Give the number of lines that include the string "tagline", nothing more.

EXCERPTED RECORDS =>
START

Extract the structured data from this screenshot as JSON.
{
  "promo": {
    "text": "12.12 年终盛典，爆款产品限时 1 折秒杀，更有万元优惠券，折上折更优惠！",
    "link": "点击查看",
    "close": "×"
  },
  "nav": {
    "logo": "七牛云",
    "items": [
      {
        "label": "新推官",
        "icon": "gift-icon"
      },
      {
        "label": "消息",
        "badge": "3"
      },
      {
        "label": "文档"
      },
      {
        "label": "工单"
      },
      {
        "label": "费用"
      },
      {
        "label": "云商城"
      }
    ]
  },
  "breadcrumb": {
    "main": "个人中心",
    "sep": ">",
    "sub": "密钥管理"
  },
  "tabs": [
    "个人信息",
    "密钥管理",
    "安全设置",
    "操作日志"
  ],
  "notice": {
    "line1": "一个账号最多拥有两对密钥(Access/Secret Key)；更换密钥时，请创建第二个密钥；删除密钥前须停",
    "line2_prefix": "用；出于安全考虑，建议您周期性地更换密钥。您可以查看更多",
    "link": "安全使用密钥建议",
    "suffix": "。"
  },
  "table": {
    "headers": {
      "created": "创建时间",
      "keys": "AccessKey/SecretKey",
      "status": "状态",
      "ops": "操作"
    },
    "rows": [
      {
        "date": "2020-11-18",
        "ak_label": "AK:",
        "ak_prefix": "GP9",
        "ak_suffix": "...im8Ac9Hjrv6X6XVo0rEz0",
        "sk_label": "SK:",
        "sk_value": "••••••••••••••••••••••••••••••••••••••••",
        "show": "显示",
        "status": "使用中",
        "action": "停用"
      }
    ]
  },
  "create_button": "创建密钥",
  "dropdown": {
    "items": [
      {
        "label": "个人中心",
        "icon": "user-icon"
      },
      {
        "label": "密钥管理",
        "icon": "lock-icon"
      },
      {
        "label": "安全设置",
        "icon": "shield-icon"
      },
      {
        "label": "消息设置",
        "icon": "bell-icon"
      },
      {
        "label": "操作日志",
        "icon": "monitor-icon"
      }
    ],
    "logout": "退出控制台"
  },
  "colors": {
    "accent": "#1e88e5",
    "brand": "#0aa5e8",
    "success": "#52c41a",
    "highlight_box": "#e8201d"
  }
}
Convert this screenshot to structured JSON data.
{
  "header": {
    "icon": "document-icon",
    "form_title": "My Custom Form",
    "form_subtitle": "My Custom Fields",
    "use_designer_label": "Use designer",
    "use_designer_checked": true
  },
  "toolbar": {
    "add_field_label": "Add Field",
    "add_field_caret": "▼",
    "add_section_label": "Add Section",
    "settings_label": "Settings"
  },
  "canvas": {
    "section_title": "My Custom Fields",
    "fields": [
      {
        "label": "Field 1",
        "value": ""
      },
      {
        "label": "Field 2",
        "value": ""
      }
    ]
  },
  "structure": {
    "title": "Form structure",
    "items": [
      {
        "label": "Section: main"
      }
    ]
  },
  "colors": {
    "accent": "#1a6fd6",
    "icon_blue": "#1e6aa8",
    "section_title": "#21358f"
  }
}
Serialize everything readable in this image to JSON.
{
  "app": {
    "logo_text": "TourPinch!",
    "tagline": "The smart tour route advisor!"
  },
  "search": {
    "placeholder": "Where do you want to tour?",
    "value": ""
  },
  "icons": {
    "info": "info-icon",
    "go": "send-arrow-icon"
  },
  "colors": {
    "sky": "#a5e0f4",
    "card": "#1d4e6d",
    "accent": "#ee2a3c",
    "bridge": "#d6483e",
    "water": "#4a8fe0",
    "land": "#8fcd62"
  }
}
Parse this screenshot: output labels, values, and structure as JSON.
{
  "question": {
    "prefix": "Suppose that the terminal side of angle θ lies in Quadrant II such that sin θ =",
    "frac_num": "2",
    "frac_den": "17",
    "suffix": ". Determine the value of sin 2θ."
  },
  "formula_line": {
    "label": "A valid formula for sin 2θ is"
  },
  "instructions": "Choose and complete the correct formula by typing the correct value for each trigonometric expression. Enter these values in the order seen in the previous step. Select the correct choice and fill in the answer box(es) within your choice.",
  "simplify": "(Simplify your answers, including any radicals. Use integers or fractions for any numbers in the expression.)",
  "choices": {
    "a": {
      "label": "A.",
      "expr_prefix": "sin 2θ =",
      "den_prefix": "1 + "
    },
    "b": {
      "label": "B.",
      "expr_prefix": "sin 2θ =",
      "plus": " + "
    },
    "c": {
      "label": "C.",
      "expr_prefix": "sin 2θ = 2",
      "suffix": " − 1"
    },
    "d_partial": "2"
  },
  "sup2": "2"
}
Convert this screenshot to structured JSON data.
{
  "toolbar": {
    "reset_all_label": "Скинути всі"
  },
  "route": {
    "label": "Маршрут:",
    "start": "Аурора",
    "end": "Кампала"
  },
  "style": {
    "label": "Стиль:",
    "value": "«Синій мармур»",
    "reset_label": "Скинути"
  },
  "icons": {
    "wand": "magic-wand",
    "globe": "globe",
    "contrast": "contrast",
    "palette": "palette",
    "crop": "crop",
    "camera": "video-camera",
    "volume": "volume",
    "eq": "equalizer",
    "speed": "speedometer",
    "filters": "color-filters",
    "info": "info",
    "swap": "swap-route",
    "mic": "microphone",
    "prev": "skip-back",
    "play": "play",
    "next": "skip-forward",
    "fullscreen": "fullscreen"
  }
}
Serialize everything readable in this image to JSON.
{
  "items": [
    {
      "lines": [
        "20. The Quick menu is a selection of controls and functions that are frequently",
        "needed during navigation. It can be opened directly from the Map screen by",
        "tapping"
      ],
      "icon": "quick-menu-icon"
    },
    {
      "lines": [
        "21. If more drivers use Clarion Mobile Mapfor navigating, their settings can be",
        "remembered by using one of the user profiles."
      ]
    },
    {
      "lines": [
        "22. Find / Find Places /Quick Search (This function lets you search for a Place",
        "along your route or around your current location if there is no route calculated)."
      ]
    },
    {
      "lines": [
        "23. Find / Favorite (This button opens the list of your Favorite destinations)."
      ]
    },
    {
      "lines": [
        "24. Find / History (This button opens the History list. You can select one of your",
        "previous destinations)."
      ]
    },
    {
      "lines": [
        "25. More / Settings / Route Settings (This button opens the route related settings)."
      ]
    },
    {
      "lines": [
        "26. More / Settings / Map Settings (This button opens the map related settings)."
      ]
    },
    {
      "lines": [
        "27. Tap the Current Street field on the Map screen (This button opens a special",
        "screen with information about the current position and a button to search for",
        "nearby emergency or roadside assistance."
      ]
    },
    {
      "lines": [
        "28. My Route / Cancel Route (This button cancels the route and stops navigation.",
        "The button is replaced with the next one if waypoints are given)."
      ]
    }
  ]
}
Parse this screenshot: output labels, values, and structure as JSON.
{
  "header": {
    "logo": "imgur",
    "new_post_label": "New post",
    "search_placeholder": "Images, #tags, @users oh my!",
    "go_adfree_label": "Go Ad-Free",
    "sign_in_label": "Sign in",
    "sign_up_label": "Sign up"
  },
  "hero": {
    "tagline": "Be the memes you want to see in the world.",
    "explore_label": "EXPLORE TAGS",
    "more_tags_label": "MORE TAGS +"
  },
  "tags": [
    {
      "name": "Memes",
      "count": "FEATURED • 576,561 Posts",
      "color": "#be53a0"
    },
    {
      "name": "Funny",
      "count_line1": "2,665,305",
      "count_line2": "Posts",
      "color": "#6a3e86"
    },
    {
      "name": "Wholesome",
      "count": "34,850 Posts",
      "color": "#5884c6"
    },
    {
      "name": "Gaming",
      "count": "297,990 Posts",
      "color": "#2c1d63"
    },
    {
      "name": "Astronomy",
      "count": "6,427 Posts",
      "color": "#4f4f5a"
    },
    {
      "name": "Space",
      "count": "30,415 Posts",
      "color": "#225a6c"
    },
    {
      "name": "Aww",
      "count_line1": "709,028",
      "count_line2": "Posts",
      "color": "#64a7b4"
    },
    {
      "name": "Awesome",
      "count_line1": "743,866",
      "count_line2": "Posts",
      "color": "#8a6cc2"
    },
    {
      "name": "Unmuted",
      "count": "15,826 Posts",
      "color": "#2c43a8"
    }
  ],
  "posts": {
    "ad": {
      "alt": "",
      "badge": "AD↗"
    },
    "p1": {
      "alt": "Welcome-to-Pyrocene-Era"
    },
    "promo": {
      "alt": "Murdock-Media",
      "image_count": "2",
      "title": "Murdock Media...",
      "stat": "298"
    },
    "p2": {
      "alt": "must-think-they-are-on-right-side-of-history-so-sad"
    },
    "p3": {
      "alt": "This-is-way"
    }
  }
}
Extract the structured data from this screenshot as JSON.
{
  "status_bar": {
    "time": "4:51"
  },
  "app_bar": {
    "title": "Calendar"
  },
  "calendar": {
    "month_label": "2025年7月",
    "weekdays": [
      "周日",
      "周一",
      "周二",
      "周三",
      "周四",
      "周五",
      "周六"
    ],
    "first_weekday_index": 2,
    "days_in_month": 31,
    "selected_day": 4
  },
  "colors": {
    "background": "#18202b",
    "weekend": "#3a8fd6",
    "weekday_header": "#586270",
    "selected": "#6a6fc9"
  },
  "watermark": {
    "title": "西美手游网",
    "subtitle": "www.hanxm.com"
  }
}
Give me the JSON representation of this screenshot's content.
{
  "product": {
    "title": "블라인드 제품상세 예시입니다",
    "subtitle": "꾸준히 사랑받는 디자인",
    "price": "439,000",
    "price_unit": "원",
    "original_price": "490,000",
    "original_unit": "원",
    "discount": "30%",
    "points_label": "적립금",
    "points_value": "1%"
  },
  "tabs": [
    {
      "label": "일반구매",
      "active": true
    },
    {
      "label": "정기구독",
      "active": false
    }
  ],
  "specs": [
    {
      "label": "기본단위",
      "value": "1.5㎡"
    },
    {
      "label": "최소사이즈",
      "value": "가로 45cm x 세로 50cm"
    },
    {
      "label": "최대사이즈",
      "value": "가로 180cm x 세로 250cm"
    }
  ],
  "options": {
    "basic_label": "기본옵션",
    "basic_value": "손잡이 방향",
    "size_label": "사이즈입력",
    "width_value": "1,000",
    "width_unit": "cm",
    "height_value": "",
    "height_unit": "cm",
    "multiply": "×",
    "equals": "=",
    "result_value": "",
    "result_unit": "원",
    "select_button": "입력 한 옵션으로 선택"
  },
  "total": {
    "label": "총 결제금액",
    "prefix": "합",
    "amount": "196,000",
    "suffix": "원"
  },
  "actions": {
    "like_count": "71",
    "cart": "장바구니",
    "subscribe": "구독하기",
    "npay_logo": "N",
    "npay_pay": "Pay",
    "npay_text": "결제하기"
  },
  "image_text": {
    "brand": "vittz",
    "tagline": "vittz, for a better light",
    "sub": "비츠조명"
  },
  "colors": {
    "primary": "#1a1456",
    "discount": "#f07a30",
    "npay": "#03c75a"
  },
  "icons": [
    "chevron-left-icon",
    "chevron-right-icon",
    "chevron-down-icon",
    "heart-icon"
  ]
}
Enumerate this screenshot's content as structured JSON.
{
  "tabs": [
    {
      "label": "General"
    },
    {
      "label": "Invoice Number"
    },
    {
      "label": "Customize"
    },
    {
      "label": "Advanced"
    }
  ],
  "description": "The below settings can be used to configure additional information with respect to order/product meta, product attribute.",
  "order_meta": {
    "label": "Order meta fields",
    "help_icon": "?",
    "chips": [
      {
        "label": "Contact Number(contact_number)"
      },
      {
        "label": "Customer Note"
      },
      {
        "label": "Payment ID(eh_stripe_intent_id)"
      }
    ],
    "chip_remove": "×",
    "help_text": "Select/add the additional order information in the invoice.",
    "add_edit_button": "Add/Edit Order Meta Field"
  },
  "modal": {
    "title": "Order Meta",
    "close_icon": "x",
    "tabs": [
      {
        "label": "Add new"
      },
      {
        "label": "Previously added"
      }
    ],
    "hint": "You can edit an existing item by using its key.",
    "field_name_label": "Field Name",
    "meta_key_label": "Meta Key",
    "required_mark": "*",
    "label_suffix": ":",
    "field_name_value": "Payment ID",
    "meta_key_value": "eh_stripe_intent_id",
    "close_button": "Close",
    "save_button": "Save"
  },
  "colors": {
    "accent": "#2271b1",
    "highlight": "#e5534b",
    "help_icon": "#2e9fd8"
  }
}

END

EXERCISE SOLUTION => 3